### [Source data]
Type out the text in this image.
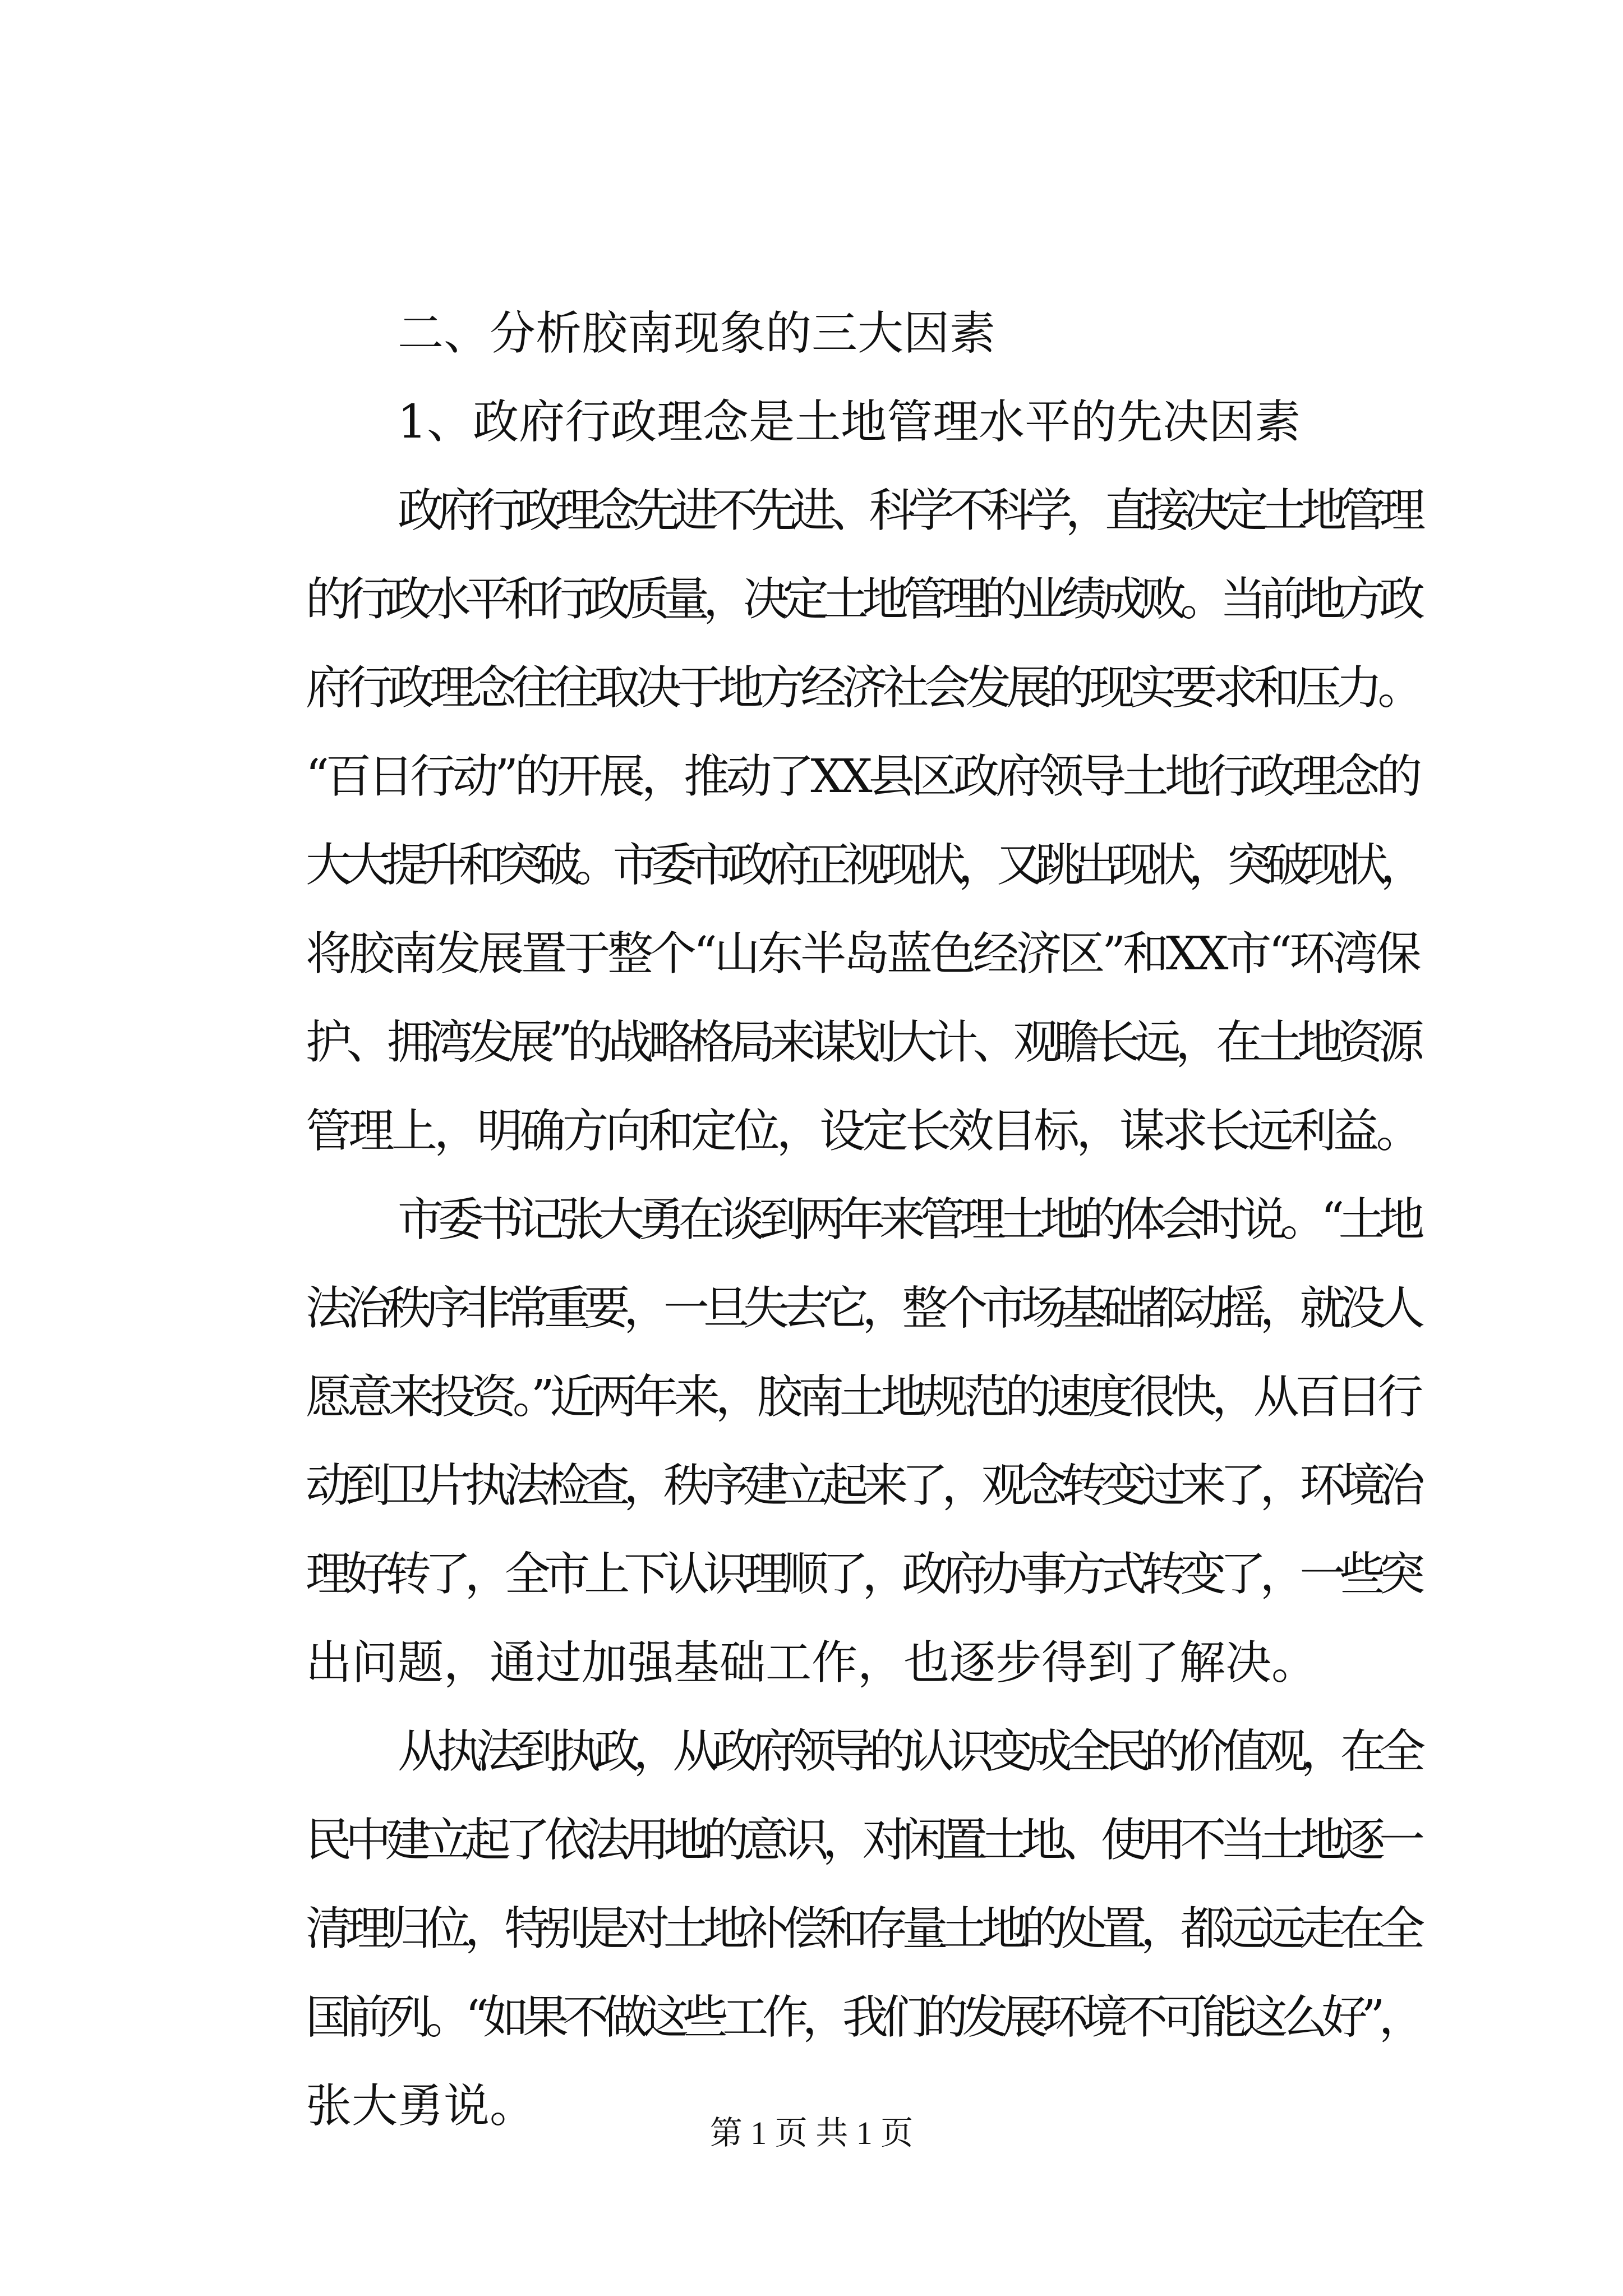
二、分析胶南现象的三大因素
1、政府行政理念是土地管理水平的先决因素
政府行政理念先进不先进、科学不科学，直接决定土地管理
的行政水平和行政质量，决定土地管理的业绩成败。当前地方政
府行政理念往往取决于地方经济社会发展的现实要求和压力。
“百日行动”的开展，推动了XX县区政府领导土地行政理念的
大大提升和突破。市委市政府正视现状，又跳出现状，突破现状，
将胶南发展置于整个“山东半岛蓝色经济区”和XX市“环湾保
护、拥湾发展”的战略格局来谋划大计、观瞻长远，在土地资源
管理上，明确方向和定位，设定长效目标，谋求长远利益。
市委书记张大勇在谈到两年来管理土地的体会时说。“土地
法治秩序非常重要，一旦失去它，整个市场基础都动摇，就没人
愿意来投资。”近两年来，胶南土地规范的速度很快，从百日行
动到卫片执法检查，秩序建立起来了，观念转变过来了，环境治
理好转了，全市上下认识理顺了，政府办事方式转变了，一些突
出问题，通过加强基础工作，也逐步得到了解决。
从执法到执政，从政府领导的认识变成全民的价值观，在全
民中建立起了依法用地的意识，对闲置土地、使用不当土地逐一
清理归位，特别是对土地补偿和存量土地的处置，都远远走在全
国前列。“如果不做这些工作，我们的发展环境不可能这么好”，
张大勇说。
第 1 页 共 1 页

### [Challenge]
Retype the listing exactly. Pictures do not belong in the copy.

### [Output for this task]
Type out the text in this image.
二、分析胶南现象的三大因素
1、政府行政理念是土地管理水平的先决因素
政府行政理念先进不先进、科学不科学，直接决定土地管理
的行政水平和行政质量，决定土地管理的业绩成败。当前地方政
府行政理念往往取决于地方经济社会发展的现实要求和压力。
“百日行动”的开展，推动了XX县区政府领导土地行政理念的
大大提升和突破。市委市政府正视现状，又跳出现状，突破现状，
将胶南发展置于整个“山东半岛蓝色经济区”和XX市“环湾保
护、拥湾发展”的战略格局来谋划大计、观瞻长远，在土地资源
管理上，明确方向和定位，设定长效目标，谋求长远利益。
市委书记张大勇在谈到两年来管理土地的体会时说。“土地
法治秩序非常重要，一旦失去它，整个市场基础都动摇，就没人
愿意来投资。”近两年来，胶南土地规范的速度很快，从百日行
动到卫片执法检查，秩序建立起来了，观念转变过来了，环境治
理好转了，全市上下认识理顺了，政府办事方式转变了，一些突
出问题，通过加强基础工作，也逐步得到了解决。
从执法到执政，从政府领导的认识变成全民的价值观，在全
民中建立起了依法用地的意识，对闲置土地、使用不当土地逐一
清理归位，特别是对土地补偿和存量土地的处置，都远远走在全
国前列。“如果不做这些工作，我们的发展环境不可能这么好”，
张大勇说。
第 1 页 共 1 页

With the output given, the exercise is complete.